WHAT THE TASK REQUIRES
What is the number of lines holding the word "podstawie"? Write that number and nothing else.

● ● ● ● ●

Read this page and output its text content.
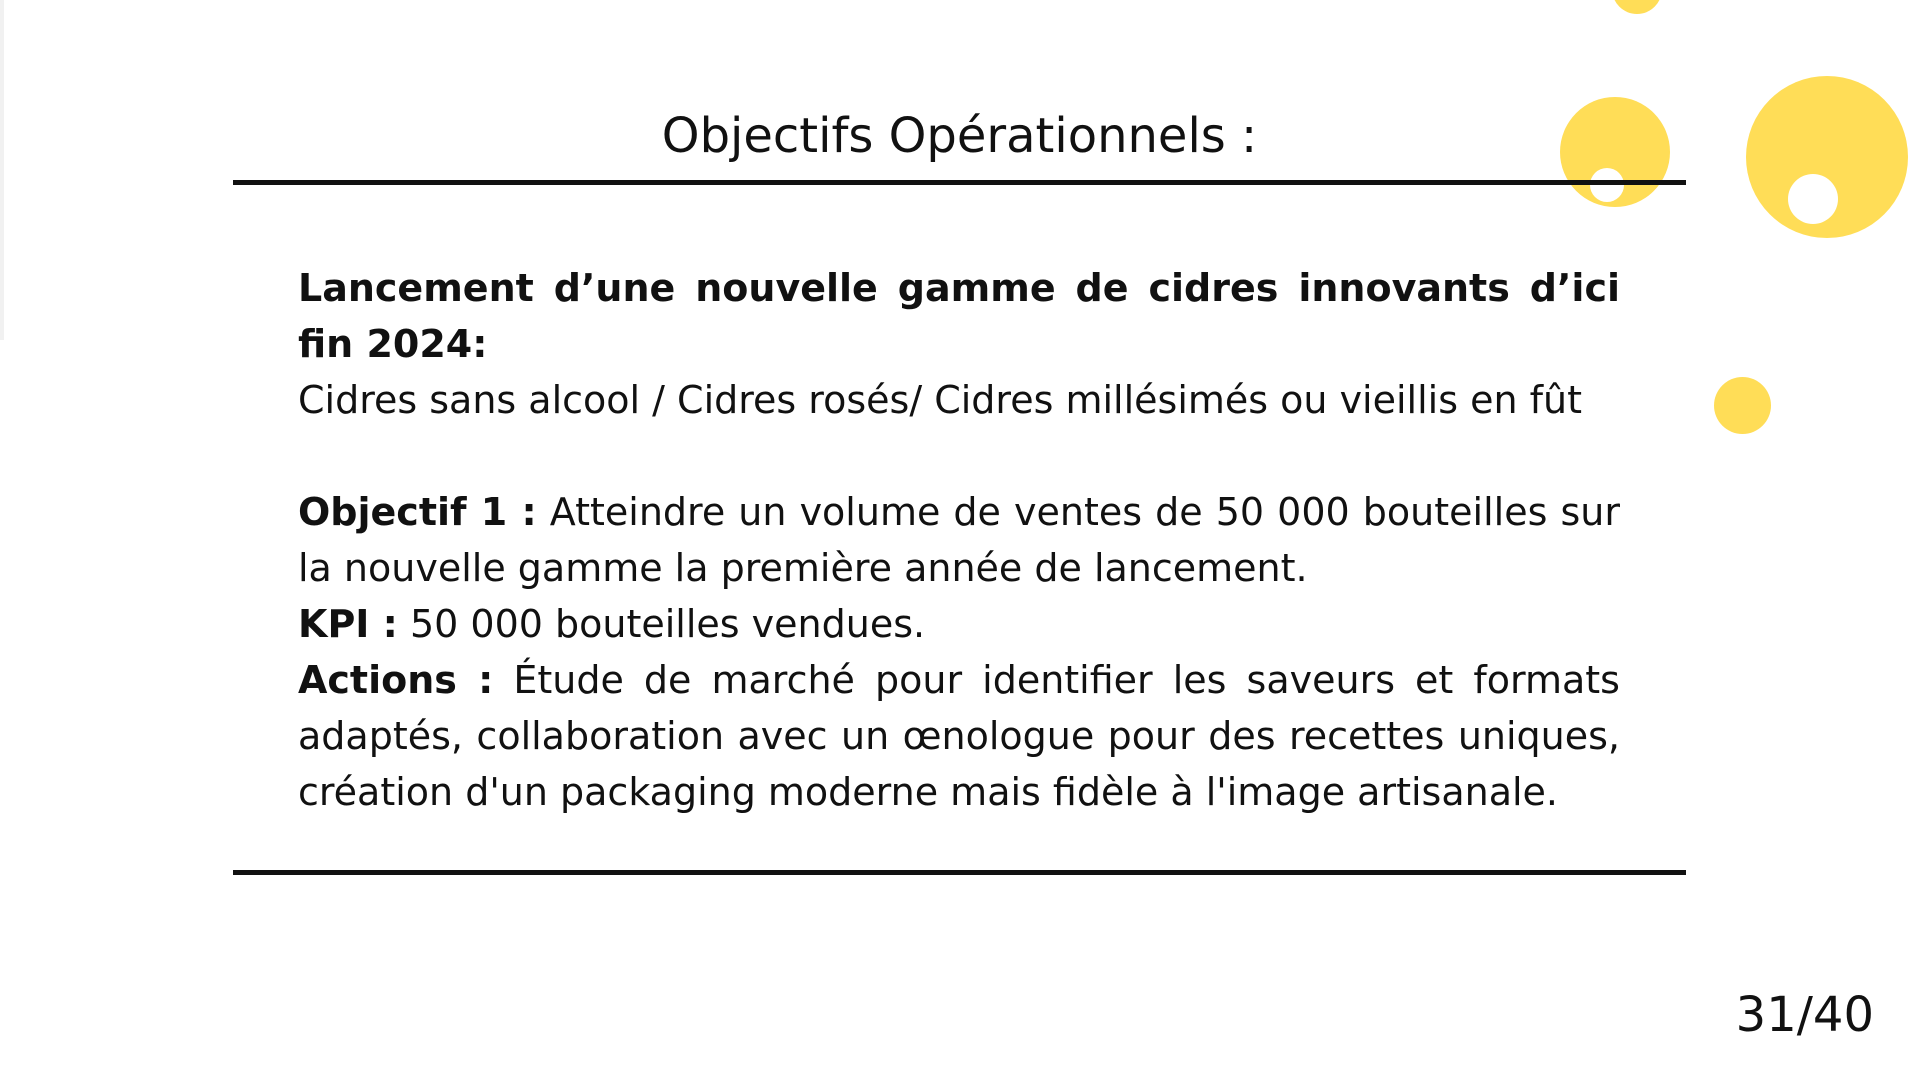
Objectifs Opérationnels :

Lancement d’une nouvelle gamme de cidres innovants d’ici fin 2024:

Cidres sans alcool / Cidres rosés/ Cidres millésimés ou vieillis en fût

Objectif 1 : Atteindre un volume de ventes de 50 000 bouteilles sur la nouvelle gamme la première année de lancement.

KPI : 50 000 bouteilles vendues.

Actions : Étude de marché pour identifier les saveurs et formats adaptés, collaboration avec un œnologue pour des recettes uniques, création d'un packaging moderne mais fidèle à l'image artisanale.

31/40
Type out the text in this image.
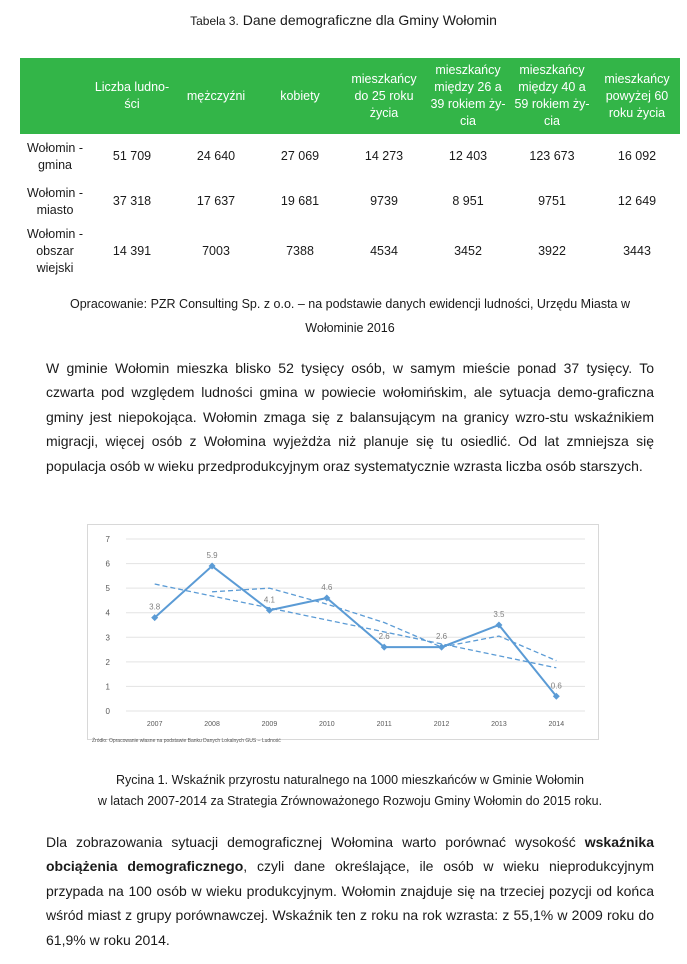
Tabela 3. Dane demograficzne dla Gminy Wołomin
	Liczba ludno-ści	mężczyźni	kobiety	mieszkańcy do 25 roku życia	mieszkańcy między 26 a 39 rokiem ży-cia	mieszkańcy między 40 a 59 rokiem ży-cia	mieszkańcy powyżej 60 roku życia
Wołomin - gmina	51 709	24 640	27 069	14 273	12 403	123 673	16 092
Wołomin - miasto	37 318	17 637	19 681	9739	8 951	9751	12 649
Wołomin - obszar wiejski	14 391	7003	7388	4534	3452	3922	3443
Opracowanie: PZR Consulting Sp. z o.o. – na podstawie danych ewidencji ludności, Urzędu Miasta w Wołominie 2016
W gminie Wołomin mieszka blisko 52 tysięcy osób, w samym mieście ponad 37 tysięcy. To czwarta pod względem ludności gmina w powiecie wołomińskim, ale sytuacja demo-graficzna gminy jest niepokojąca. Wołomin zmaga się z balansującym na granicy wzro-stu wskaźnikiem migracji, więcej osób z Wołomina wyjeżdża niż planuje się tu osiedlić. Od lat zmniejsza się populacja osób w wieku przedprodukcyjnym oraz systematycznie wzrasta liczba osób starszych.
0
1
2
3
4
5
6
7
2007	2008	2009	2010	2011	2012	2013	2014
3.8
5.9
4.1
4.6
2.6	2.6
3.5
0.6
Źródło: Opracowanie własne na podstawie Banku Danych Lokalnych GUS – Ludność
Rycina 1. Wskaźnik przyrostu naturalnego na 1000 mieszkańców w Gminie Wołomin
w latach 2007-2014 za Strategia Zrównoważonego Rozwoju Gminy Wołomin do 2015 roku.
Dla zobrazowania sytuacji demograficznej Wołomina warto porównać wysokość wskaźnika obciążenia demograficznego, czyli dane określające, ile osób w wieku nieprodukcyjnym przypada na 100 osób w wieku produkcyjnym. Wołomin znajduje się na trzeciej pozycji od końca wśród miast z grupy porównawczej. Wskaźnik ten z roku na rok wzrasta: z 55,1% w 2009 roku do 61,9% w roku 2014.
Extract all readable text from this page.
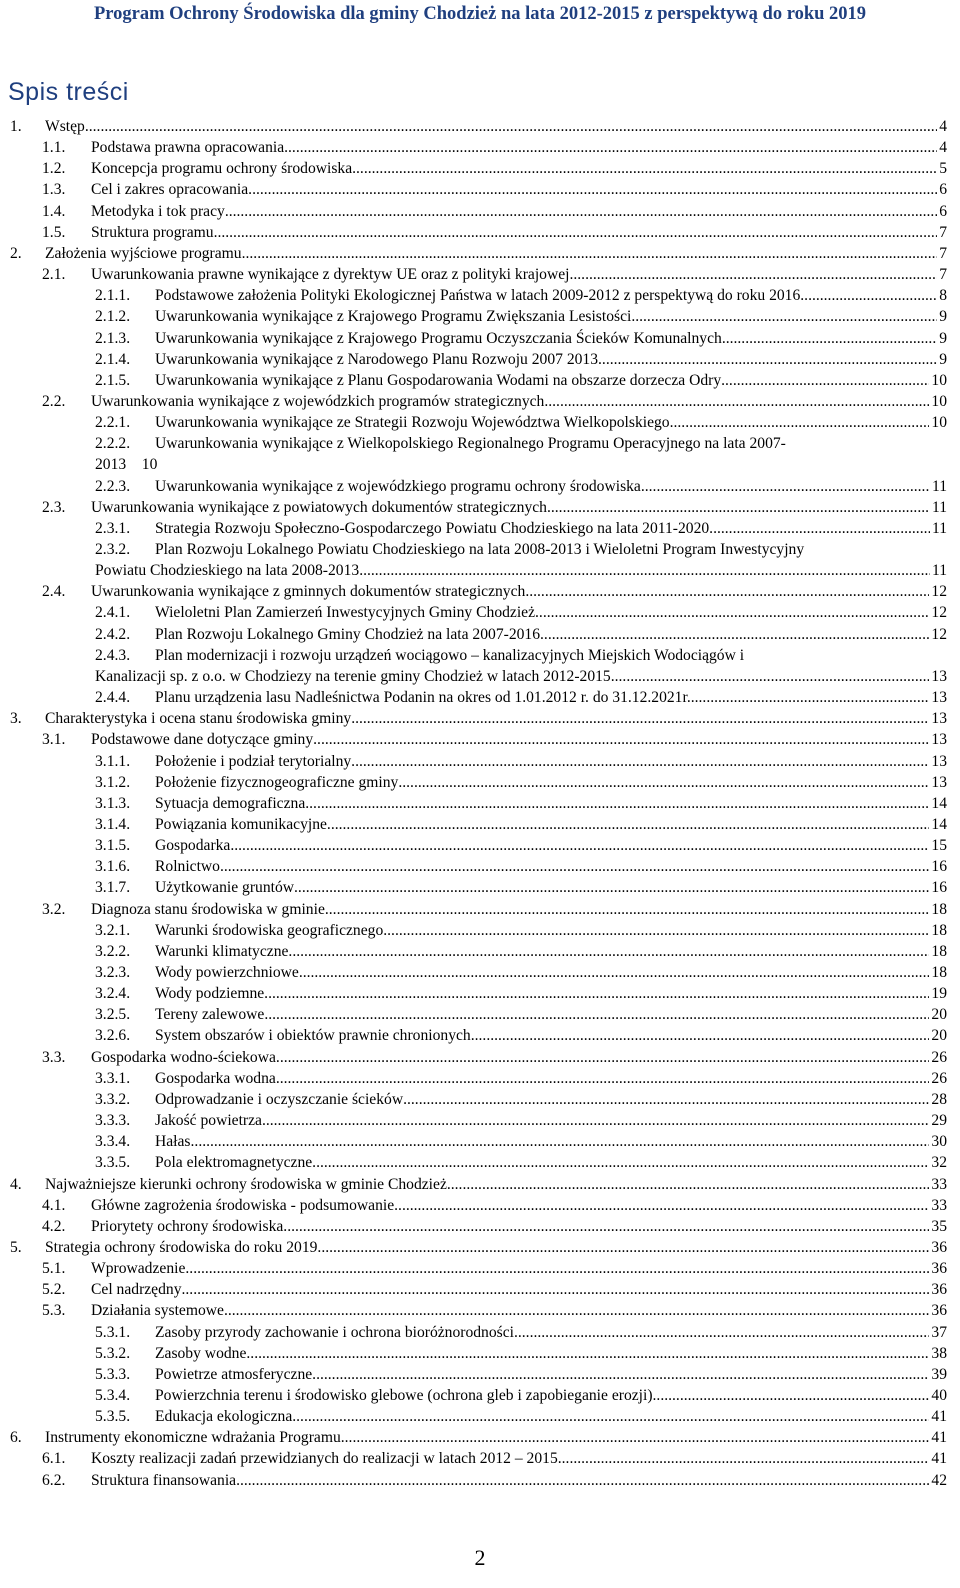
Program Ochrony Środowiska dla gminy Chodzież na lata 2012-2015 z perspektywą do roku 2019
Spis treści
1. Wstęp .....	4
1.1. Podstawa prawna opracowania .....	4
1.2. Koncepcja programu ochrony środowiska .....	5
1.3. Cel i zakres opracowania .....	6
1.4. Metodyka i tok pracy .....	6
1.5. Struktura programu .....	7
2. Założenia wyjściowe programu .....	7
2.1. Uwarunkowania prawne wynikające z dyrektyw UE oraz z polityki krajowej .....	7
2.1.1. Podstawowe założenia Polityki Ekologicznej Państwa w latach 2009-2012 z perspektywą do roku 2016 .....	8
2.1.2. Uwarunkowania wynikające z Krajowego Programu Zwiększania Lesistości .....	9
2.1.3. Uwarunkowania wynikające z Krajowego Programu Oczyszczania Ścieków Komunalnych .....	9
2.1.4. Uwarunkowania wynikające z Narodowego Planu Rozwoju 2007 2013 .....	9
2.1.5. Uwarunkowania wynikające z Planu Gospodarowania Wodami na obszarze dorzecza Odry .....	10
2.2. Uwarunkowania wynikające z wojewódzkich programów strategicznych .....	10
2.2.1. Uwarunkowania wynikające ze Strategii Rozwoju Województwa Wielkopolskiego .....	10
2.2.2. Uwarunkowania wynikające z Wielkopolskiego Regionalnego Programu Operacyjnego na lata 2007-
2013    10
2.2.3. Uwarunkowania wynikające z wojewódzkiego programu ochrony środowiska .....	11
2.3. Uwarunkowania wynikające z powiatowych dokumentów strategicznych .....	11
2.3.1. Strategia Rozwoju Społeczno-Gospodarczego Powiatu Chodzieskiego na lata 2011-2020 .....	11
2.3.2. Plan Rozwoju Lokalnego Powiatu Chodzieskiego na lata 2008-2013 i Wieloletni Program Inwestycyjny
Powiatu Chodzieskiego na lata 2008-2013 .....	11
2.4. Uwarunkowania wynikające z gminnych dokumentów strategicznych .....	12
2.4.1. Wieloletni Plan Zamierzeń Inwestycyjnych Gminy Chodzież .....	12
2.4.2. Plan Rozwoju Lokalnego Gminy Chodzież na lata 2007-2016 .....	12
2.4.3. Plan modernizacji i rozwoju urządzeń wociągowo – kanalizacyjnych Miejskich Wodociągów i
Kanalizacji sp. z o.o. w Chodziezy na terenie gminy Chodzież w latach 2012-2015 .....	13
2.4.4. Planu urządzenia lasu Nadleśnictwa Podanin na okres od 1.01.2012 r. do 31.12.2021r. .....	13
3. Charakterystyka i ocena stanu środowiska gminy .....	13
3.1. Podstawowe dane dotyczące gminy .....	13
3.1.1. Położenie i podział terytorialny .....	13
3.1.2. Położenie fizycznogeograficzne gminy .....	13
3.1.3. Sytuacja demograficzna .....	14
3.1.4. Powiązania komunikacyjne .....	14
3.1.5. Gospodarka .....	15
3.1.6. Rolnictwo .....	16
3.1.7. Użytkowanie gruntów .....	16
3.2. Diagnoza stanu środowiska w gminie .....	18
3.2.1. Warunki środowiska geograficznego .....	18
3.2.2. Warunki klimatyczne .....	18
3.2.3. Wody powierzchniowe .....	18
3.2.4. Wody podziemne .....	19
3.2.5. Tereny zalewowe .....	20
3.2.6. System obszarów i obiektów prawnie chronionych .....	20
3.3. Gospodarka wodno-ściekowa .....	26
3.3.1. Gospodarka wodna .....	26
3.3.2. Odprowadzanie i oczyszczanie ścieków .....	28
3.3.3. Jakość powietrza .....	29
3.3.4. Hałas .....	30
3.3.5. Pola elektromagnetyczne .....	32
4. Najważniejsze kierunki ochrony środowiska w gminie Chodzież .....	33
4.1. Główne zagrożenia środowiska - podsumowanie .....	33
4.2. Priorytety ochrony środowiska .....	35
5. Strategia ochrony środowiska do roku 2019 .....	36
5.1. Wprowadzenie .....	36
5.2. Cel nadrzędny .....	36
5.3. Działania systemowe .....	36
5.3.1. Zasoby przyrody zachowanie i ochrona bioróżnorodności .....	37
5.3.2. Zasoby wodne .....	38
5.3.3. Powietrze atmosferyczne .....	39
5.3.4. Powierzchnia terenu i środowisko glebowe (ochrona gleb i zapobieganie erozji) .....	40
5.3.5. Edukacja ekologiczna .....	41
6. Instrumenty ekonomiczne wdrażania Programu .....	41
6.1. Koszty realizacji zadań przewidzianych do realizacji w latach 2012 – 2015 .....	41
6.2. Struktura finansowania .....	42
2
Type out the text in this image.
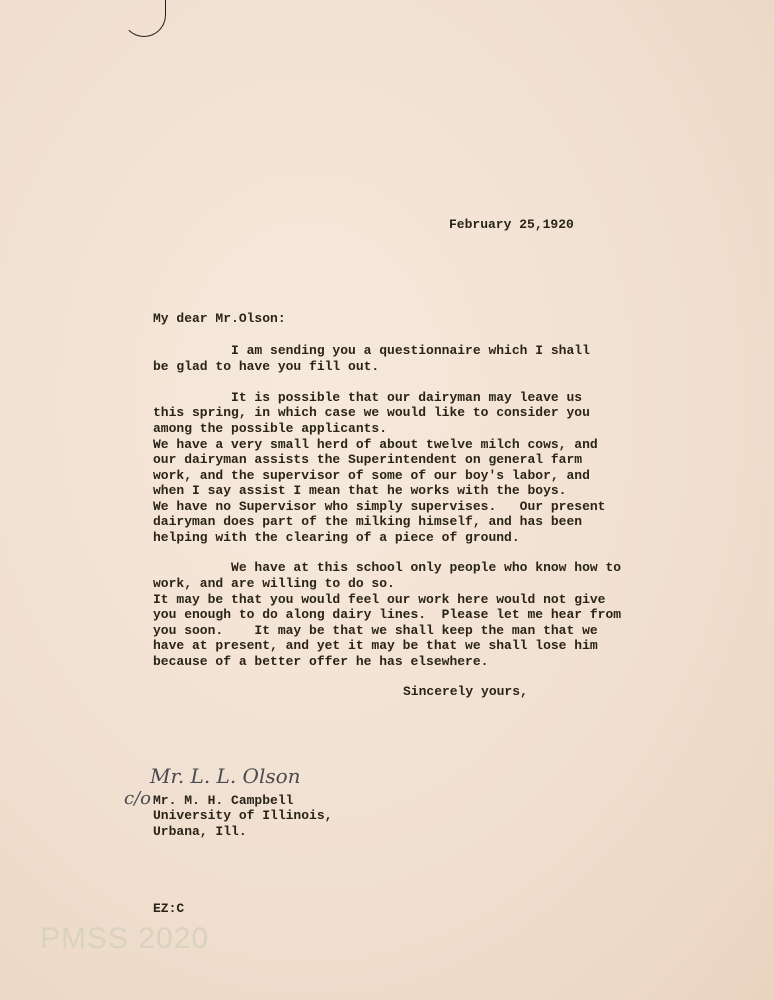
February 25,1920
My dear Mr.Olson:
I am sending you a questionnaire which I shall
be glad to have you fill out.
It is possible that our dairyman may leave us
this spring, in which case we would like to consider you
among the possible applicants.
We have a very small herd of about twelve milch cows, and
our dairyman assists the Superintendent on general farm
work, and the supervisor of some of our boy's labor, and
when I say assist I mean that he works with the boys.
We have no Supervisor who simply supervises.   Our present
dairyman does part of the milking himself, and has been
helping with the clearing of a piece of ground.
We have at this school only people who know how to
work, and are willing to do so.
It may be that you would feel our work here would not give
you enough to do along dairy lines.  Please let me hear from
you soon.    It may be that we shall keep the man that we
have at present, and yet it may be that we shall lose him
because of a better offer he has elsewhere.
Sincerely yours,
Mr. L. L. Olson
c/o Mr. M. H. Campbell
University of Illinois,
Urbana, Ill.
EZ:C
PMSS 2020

● ● ● ● ●

TASK SOLUTION
2